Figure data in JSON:

┄┄┄┄┄┄┄┄┄┄

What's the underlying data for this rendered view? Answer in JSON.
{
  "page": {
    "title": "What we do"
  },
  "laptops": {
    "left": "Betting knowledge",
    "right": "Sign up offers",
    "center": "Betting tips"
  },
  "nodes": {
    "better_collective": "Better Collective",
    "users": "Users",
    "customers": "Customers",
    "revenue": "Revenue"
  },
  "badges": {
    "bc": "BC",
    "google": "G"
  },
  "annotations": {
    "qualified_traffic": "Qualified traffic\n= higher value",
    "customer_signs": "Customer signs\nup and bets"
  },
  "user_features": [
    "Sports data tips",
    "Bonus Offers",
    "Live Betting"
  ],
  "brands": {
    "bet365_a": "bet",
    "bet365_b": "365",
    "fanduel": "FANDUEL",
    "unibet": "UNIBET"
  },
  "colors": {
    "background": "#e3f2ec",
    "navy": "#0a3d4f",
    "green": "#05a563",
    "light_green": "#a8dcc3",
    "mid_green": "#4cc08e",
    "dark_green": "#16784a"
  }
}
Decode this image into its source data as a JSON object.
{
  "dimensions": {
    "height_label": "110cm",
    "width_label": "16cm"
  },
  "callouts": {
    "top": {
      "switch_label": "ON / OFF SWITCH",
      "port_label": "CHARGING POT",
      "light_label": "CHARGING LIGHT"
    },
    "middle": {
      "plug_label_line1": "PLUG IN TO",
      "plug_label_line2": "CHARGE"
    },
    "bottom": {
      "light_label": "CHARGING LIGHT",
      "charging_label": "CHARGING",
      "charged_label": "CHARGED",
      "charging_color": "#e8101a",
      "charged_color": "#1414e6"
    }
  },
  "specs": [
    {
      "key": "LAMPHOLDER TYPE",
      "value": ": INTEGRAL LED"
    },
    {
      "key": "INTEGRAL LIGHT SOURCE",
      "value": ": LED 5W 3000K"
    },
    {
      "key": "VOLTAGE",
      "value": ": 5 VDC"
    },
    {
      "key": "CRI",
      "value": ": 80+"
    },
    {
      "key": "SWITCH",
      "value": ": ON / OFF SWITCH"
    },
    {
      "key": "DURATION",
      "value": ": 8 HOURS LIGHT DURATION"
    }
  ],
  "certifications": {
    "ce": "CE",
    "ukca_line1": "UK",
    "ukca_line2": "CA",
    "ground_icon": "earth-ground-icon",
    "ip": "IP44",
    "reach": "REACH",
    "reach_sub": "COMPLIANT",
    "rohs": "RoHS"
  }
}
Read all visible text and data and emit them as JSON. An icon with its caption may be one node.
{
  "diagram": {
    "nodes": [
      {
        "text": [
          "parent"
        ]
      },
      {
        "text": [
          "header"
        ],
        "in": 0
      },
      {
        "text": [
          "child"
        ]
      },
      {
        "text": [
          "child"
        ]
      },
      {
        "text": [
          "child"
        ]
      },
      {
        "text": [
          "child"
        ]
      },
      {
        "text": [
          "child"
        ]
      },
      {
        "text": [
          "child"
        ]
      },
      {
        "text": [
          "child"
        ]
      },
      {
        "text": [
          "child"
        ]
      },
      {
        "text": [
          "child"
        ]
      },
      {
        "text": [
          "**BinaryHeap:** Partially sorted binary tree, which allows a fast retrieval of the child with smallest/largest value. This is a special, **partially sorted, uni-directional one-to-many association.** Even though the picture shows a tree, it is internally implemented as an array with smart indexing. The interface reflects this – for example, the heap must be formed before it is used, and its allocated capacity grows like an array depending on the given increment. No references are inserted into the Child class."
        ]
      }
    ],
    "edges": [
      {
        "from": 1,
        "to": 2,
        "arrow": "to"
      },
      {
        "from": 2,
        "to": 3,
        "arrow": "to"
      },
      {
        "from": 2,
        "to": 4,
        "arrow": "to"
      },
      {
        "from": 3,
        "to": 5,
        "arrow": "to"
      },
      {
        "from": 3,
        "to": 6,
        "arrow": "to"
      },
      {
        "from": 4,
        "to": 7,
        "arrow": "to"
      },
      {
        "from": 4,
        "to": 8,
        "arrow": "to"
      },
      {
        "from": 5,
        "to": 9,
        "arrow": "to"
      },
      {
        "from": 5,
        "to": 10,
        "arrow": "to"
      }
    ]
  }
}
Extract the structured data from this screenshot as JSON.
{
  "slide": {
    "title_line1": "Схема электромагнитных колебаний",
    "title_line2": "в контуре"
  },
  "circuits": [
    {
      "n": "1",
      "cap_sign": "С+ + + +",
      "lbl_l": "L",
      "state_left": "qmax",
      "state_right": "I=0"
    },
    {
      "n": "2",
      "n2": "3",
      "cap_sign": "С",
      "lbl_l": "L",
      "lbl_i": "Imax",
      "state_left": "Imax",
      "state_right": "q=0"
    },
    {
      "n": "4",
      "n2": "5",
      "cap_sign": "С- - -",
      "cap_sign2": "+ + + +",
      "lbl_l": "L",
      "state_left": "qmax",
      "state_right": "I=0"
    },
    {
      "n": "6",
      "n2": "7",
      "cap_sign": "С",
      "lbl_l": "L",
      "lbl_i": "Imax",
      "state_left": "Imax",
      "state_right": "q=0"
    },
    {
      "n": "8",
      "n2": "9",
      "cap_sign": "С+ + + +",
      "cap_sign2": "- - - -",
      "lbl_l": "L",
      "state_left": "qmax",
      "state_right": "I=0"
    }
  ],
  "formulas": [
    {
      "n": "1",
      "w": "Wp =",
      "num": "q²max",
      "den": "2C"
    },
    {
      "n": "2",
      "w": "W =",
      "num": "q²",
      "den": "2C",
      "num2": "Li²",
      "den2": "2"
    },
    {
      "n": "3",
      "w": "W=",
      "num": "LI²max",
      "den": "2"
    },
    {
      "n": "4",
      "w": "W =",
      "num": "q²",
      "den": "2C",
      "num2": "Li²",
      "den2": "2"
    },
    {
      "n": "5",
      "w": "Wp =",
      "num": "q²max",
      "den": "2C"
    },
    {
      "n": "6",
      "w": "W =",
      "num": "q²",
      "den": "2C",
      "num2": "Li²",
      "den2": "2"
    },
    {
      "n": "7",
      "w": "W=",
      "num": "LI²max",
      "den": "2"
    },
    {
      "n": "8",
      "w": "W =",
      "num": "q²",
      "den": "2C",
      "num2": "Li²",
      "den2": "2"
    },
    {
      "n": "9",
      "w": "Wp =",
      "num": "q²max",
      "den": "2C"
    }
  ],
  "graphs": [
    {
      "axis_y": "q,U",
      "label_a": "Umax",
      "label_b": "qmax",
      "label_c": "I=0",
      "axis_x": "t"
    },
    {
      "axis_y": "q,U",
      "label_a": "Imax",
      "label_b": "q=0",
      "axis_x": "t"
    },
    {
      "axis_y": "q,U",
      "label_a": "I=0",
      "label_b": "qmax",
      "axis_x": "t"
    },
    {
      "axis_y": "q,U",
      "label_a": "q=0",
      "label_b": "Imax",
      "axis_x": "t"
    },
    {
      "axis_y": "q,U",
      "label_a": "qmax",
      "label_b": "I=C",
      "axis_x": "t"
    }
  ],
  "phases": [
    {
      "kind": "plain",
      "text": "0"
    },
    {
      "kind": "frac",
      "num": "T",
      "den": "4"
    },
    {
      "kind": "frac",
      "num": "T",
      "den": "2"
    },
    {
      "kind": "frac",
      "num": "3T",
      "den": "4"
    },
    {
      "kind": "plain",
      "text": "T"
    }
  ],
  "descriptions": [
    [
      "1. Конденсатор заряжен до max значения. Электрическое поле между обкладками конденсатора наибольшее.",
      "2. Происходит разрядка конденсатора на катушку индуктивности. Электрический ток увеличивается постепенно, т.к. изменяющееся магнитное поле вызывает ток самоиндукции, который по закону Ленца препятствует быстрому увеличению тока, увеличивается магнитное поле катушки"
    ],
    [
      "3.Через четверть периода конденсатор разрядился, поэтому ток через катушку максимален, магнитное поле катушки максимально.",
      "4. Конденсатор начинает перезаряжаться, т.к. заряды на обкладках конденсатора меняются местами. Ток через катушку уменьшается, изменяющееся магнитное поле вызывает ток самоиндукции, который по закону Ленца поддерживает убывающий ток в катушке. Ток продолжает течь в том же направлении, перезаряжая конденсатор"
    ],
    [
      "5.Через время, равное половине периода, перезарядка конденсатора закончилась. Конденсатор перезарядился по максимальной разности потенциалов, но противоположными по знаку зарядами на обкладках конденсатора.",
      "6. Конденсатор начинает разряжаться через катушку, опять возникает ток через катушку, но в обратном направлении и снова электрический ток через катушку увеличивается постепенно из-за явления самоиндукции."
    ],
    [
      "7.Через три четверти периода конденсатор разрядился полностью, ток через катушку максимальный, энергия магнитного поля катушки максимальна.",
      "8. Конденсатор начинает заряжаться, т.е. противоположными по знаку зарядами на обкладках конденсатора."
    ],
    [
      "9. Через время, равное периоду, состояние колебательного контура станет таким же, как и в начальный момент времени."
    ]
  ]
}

┄┄┄┄┄┄┄┄┄┄

• [The request]
Count the lines in the records above that contain the word "tips", and reply with only that number.

• [Response]
2